Figure contents as structured data
--------------------

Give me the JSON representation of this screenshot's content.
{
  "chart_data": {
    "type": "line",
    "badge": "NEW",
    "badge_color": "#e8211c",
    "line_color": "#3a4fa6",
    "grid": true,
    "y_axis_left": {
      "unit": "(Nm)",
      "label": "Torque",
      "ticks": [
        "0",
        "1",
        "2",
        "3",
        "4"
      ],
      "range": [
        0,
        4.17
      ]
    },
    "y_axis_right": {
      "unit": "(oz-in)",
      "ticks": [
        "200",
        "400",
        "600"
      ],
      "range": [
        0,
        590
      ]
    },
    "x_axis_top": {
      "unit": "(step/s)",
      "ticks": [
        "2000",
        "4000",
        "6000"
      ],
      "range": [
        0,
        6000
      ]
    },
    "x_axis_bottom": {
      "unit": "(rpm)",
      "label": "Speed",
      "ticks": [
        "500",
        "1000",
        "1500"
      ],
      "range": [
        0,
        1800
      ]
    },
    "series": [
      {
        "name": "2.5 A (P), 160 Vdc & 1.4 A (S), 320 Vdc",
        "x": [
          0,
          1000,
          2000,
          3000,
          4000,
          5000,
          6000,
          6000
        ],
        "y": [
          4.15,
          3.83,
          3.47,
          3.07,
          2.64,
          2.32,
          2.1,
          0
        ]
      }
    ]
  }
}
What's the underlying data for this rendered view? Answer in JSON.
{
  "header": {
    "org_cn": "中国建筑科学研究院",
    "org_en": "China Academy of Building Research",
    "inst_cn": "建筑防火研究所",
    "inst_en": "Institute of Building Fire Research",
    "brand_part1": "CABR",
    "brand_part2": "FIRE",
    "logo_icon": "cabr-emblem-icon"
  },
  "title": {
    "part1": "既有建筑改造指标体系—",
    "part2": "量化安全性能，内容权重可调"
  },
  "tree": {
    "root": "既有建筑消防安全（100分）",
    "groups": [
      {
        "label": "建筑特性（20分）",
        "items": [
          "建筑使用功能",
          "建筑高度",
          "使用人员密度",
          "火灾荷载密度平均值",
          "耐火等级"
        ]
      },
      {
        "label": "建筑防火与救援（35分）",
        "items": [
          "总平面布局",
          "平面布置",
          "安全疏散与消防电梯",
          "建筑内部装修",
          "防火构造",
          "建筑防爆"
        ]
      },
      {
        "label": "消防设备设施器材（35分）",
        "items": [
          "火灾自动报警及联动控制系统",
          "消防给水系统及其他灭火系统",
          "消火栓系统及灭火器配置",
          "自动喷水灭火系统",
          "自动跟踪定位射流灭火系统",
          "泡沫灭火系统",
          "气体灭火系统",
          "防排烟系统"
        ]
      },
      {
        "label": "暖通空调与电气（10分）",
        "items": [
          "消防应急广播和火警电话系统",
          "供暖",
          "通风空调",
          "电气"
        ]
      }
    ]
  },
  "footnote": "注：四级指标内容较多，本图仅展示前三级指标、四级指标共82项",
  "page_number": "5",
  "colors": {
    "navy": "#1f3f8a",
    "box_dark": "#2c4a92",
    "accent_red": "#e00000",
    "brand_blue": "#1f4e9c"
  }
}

--------------------

**Exercise description**
Repeat the listing in full, keeping every line exactly as it is.

**Result below**
Give me the JSON representation of this screenshot's content.
{
  "chart_data": {
    "type": "line",
    "badge": "NEW",
    "badge_color": "#e8211c",
    "line_color": "#3a4fa6",
    "grid": true,
    "y_axis_left": {
      "unit": "(Nm)",
      "label": "Torque",
      "ticks": [
        "0",
        "1",
        "2",
        "3",
        "4"
      ],
      "range": [
        0,
        4.17
      ]
    },
    "y_axis_right": {
      "unit": "(oz-in)",
      "ticks": [
        "200",
        "400",
        "600"
      ],
      "range": [
        0,
        590
      ]
    },
    "x_axis_top": {
      "unit": "(step/s)",
      "ticks": [
        "2000",
        "4000",
        "6000"
      ],
      "range": [
        0,
        6000
      ]
    },
    "x_axis_bottom": {
      "unit": "(rpm)",
      "label": "Speed",
      "ticks": [
        "500",
        "1000",
        "1500"
      ],
      "range": [
        0,
        1800
      ]
    },
    "series": [
      {
        "name": "2.5 A (P), 160 Vdc & 1.4 A (S), 320 Vdc",
        "x": [
          0,
          1000,
          2000,
          3000,
          4000,
          5000,
          6000,
          6000
        ],
        "y": [
          4.15,
          3.83,
          3.47,
          3.07,
          2.64,
          2.32,
          2.1,
          0
        ]
      }
    ]
  }
}
What's the underlying data for this rendered view? Answer in JSON.
{
  "header": {
    "org_cn": "中国建筑科学研究院",
    "org_en": "China Academy of Building Research",
    "inst_cn": "建筑防火研究所",
    "inst_en": "Institute of Building Fire Research",
    "brand_part1": "CABR",
    "brand_part2": "FIRE",
    "logo_icon": "cabr-emblem-icon"
  },
  "title": {
    "part1": "既有建筑改造指标体系—",
    "part2": "量化安全性能，内容权重可调"
  },
  "tree": {
    "root": "既有建筑消防安全（100分）",
    "groups": [
      {
        "label": "建筑特性（20分）",
        "items": [
          "建筑使用功能",
          "建筑高度",
          "使用人员密度",
          "火灾荷载密度平均值",
          "耐火等级"
        ]
      },
      {
        "label": "建筑防火与救援（35分）",
        "items": [
          "总平面布局",
          "平面布置",
          "安全疏散与消防电梯",
          "建筑内部装修",
          "防火构造",
          "建筑防爆"
        ]
      },
      {
        "label": "消防设备设施器材（35分）",
        "items": [
          "火灾自动报警及联动控制系统",
          "消防给水系统及其他灭火系统",
          "消火栓系统及灭火器配置",
          "自动喷水灭火系统",
          "自动跟踪定位射流灭火系统",
          "泡沫灭火系统",
          "气体灭火系统",
          "防排烟系统"
        ]
      },
      {
        "label": "暖通空调与电气（10分）",
        "items": [
          "消防应急广播和火警电话系统",
          "供暖",
          "通风空调",
          "电气"
        ]
      }
    ]
  },
  "footnote": "注：四级指标内容较多，本图仅展示前三级指标、四级指标共82项",
  "page_number": "5",
  "colors": {
    "navy": "#1f3f8a",
    "box_dark": "#2c4a92",
    "accent_red": "#e00000",
    "brand_blue": "#1f4e9c"
  }
}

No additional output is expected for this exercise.